▸ **TASK TO CARRY OUT**
Review the listing and copy each line that holds the word "Stress".

:: LISTED RECORDS

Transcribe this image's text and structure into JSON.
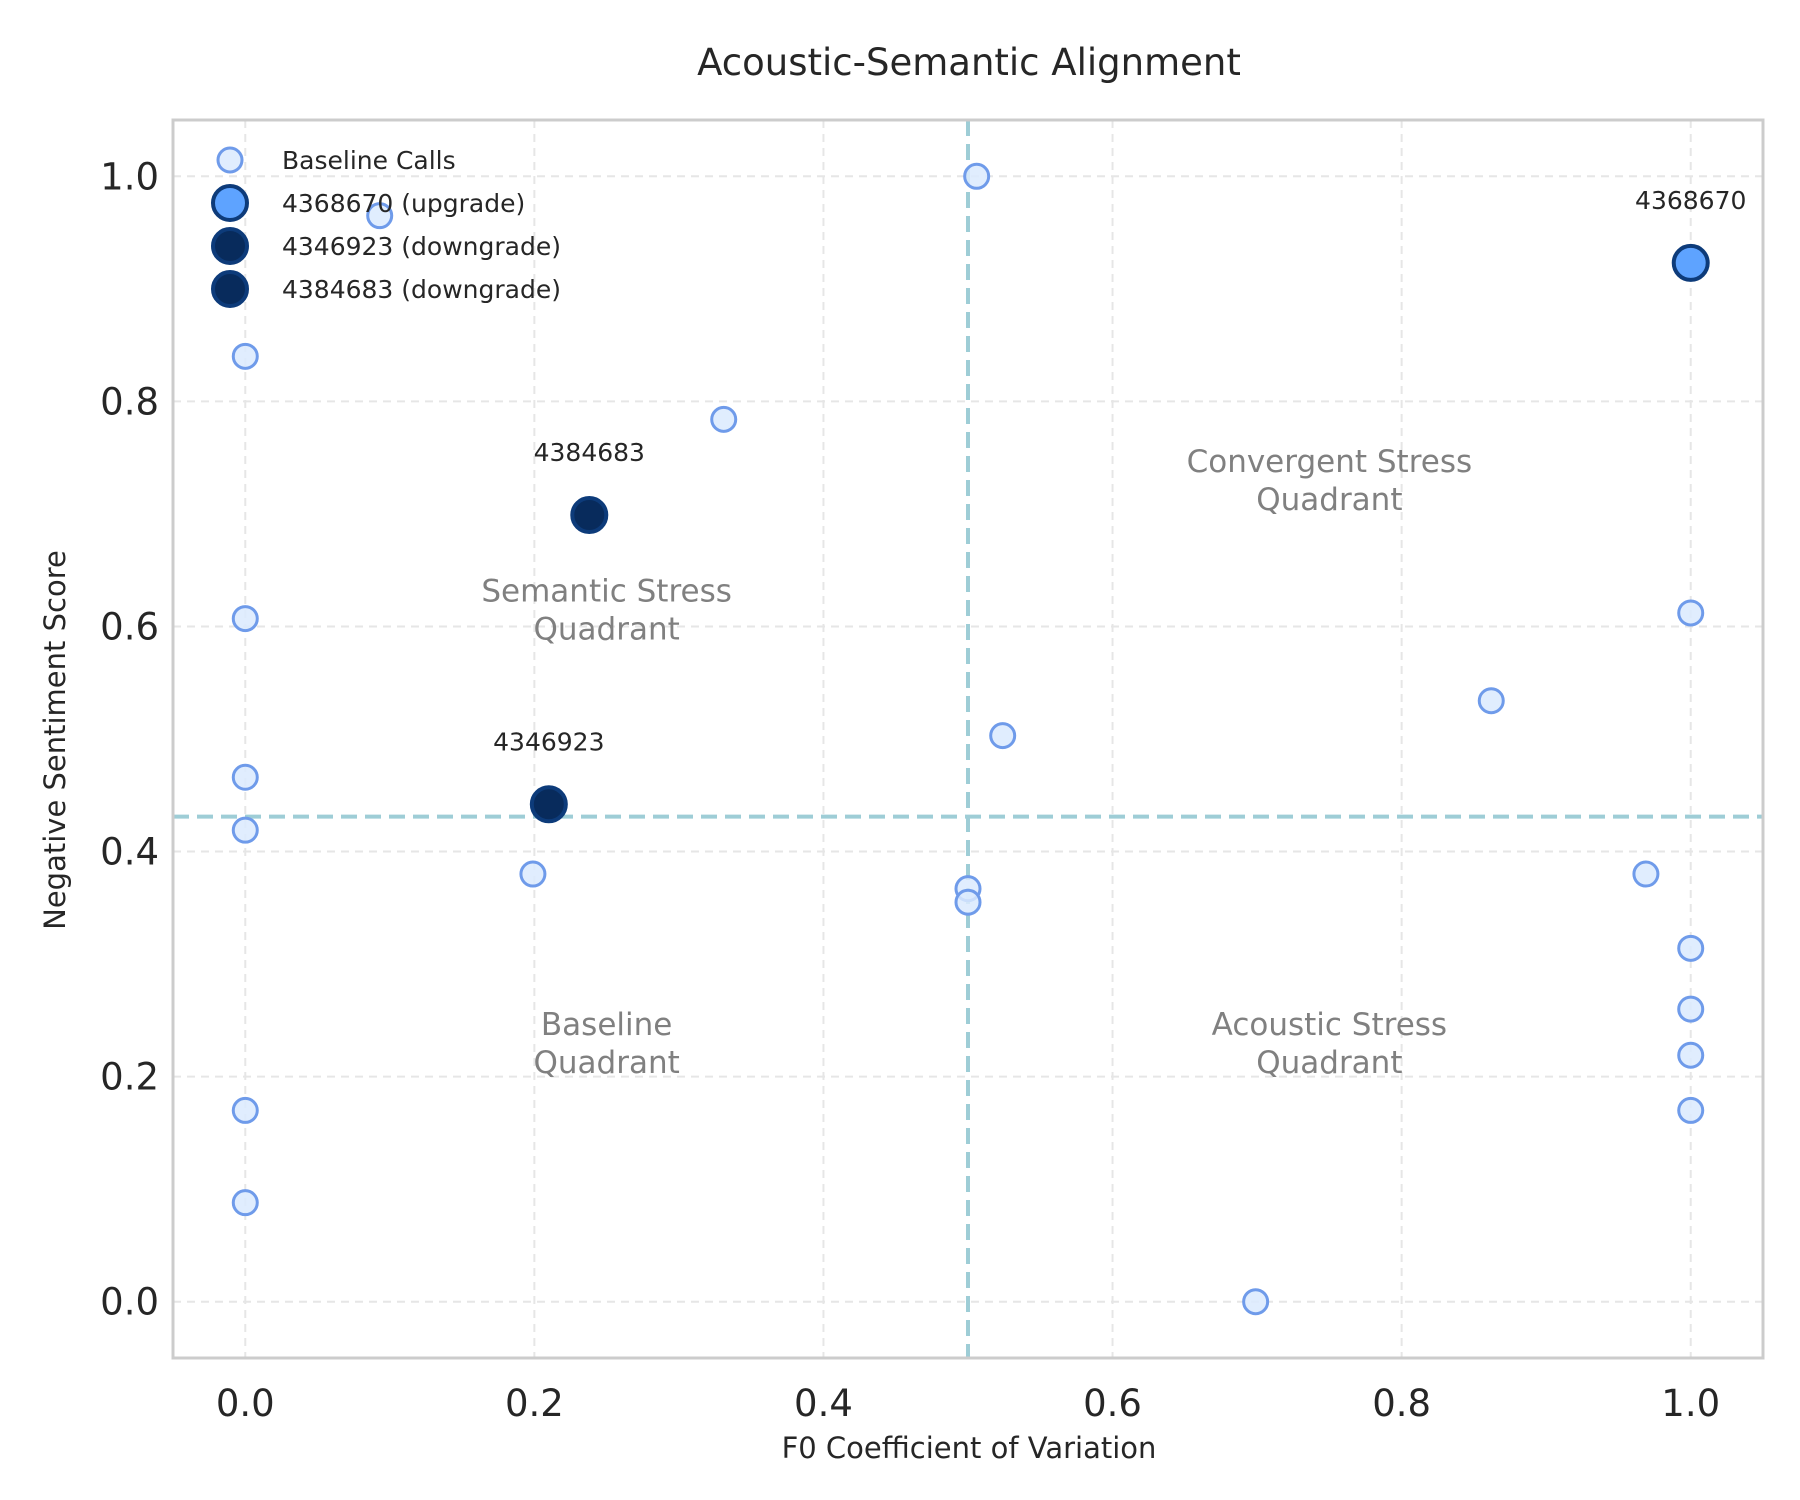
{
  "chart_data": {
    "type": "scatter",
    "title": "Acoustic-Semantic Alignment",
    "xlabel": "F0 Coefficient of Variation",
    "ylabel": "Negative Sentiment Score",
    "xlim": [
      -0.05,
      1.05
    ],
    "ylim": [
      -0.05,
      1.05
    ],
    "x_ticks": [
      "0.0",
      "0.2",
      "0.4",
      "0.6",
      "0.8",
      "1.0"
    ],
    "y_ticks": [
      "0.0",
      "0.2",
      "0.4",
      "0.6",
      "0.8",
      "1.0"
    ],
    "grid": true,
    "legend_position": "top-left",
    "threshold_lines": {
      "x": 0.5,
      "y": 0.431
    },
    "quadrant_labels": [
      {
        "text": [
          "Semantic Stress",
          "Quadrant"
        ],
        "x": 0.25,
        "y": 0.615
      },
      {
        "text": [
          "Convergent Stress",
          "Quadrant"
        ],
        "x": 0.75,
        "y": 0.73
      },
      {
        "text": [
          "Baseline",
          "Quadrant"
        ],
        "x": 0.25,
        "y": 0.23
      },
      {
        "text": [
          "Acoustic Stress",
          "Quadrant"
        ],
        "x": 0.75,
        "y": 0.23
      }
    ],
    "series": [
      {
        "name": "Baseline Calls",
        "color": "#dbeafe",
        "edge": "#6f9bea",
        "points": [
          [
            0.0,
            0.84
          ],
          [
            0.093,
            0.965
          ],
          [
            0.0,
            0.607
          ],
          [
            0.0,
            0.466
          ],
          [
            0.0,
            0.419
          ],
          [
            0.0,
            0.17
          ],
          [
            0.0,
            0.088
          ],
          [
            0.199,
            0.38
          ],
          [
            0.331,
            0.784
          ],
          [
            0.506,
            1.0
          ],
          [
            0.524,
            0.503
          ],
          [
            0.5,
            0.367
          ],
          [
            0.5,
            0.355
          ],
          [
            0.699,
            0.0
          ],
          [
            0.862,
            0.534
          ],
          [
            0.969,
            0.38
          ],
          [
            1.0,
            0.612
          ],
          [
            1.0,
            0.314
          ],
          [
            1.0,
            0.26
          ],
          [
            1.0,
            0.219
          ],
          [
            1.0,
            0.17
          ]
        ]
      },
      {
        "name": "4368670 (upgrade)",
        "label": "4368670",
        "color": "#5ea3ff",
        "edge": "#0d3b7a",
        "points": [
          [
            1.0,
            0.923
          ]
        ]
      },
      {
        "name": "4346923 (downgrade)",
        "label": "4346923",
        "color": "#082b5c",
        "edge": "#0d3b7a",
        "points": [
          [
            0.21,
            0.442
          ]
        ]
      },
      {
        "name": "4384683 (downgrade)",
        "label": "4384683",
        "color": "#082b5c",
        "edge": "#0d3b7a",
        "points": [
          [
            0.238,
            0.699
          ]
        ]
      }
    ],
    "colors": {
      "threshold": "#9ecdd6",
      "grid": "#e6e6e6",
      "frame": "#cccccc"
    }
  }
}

::::

▸ **WRITTEN SOLUTION**
          "Semantic Stress",
          "Convergent Stress",
          "Acoustic Stress",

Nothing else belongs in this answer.